━━━━━ The data
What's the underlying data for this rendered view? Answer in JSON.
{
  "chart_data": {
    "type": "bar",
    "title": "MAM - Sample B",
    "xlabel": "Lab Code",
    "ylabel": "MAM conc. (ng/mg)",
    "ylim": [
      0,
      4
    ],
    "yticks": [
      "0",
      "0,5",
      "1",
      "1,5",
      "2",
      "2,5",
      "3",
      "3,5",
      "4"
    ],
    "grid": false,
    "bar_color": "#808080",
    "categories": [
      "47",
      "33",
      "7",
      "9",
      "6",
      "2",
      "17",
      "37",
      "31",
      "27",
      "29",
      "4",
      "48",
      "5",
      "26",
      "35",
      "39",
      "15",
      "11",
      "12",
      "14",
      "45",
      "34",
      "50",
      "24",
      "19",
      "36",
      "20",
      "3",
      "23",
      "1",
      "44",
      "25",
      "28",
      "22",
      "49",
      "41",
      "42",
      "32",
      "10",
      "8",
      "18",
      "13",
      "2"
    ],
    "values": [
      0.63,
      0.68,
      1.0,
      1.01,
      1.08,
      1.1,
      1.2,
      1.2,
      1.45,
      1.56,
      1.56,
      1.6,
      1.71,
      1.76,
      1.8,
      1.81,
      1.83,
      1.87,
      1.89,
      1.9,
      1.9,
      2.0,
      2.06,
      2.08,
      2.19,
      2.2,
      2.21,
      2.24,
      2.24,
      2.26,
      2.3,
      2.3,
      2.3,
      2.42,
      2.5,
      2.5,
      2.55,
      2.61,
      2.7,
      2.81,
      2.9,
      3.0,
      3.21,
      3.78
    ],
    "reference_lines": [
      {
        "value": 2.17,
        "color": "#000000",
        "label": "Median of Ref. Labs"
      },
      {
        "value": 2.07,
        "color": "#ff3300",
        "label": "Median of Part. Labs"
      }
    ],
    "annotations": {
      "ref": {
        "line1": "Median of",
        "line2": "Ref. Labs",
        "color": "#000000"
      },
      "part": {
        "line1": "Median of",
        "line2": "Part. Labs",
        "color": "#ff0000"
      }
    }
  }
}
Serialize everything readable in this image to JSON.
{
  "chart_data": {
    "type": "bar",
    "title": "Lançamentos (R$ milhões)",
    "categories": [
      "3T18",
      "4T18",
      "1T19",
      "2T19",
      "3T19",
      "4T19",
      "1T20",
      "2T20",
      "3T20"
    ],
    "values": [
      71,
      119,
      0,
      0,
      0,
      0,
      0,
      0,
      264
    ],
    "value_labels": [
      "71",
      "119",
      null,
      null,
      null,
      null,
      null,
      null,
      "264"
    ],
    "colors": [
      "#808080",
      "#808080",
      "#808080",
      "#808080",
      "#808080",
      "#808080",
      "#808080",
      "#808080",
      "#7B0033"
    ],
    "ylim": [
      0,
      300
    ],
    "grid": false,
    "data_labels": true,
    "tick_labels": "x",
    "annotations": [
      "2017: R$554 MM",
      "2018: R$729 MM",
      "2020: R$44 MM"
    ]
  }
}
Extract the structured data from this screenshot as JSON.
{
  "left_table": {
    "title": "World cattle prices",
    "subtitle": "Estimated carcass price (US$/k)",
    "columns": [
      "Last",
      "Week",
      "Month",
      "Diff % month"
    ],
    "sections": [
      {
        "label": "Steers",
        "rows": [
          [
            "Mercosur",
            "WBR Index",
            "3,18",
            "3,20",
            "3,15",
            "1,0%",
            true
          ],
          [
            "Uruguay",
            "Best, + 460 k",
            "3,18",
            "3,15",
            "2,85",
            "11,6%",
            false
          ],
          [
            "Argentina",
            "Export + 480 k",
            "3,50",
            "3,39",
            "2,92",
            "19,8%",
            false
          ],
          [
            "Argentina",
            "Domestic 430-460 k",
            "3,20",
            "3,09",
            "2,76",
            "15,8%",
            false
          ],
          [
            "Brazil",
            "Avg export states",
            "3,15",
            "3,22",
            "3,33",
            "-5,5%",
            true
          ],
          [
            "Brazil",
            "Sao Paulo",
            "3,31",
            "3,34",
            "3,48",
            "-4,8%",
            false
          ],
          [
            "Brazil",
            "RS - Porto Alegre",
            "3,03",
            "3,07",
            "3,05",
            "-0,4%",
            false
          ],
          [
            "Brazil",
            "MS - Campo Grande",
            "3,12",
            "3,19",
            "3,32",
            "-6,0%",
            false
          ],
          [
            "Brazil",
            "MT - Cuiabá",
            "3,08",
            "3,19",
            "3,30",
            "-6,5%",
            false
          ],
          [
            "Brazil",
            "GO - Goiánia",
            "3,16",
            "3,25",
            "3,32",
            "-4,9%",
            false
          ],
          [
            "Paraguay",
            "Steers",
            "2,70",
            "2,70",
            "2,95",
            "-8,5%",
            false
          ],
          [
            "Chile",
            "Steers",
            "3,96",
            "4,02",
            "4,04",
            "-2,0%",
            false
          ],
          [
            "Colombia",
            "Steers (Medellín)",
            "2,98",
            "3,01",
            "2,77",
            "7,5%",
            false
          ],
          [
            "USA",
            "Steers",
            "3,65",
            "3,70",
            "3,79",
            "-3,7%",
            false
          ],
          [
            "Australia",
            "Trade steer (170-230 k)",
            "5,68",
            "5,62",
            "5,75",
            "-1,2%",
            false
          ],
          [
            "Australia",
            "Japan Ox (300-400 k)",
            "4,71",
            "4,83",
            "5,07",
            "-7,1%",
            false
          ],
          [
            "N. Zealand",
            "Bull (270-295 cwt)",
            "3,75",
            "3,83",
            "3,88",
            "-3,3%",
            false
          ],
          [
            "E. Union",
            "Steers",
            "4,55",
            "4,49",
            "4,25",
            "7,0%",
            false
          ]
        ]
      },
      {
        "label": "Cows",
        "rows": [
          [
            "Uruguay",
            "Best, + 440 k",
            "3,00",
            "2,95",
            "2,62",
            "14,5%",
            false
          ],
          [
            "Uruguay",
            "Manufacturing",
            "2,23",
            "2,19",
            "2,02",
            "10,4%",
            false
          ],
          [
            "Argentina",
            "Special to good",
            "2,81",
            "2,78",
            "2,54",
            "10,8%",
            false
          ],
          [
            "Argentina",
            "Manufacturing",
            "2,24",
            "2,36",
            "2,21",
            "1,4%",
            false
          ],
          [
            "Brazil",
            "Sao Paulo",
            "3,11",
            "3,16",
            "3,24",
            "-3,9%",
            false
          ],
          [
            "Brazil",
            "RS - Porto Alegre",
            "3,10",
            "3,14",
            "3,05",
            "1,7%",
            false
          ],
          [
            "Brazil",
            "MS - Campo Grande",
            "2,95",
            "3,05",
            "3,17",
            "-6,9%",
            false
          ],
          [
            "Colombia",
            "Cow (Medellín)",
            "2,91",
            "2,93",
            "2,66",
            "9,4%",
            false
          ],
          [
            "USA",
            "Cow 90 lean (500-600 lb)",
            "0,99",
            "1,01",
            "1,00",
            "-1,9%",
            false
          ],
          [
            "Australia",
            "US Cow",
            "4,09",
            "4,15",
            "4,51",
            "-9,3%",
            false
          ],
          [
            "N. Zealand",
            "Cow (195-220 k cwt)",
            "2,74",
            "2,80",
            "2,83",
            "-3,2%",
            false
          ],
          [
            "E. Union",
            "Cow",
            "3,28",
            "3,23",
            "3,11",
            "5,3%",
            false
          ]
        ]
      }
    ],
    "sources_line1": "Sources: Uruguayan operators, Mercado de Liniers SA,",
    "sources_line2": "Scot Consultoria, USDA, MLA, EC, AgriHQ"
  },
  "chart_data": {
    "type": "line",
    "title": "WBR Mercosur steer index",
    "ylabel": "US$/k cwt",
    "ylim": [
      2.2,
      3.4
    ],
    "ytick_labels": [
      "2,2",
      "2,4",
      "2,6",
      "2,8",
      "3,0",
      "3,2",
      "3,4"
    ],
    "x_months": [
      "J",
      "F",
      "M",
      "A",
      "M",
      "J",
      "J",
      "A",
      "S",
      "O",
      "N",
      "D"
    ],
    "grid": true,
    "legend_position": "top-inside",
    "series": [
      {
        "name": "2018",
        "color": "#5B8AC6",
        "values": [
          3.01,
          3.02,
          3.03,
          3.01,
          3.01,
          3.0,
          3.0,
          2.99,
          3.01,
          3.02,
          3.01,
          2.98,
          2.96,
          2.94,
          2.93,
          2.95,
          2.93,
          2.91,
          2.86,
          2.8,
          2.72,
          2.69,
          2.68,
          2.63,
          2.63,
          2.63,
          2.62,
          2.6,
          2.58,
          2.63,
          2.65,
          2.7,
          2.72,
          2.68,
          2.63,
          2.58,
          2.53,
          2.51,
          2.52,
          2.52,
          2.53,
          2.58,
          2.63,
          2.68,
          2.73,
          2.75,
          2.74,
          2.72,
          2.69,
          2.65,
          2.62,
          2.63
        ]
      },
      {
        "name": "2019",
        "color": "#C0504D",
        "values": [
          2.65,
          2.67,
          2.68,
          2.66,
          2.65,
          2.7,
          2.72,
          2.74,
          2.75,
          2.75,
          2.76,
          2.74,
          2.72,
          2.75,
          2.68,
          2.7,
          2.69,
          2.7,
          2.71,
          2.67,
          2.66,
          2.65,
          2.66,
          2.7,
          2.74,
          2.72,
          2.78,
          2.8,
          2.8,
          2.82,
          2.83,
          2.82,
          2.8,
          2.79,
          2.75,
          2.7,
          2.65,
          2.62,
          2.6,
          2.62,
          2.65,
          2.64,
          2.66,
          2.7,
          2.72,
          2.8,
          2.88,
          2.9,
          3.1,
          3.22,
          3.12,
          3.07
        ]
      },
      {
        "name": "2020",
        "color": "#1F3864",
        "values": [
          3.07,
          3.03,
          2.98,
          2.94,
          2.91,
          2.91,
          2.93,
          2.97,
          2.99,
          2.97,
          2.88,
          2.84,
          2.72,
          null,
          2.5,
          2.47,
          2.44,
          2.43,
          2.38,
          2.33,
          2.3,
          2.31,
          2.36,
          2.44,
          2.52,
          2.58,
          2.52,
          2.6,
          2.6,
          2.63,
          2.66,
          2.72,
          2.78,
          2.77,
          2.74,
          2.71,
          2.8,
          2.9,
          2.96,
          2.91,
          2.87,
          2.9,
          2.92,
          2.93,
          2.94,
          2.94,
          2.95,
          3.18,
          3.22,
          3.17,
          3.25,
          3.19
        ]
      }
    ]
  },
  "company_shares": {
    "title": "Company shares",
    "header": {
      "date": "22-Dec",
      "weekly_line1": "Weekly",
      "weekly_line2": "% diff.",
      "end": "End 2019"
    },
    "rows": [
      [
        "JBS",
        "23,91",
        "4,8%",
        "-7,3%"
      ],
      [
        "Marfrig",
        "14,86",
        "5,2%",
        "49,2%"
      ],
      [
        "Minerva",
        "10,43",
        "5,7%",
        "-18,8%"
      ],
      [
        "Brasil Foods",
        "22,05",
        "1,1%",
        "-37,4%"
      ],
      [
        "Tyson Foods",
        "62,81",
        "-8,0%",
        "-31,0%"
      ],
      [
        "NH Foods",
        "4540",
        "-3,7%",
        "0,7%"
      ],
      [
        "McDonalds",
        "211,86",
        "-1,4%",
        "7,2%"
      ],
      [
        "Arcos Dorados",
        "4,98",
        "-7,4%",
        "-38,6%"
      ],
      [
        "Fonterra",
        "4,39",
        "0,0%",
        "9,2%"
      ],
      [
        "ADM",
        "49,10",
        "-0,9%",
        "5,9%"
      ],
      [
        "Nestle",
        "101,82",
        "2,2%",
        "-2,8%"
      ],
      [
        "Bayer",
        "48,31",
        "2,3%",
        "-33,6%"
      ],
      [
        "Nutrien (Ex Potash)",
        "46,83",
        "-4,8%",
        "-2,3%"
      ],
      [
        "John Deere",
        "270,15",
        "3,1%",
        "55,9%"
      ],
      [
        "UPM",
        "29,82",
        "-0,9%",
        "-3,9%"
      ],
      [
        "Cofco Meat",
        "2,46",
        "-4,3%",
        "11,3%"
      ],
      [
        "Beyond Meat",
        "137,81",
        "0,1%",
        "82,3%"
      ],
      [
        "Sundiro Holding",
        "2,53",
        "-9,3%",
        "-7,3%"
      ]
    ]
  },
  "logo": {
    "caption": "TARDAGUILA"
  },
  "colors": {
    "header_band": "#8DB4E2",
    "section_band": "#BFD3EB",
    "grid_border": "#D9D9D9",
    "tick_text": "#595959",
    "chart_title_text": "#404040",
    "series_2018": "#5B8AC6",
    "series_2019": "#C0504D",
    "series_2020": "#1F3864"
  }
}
━━━━━━━━━━
Aim of the exercise: Copy down every line of the entries containing the word "true".

Exercise response:
    "data_labels": true,
            true
            true
    "grid": true,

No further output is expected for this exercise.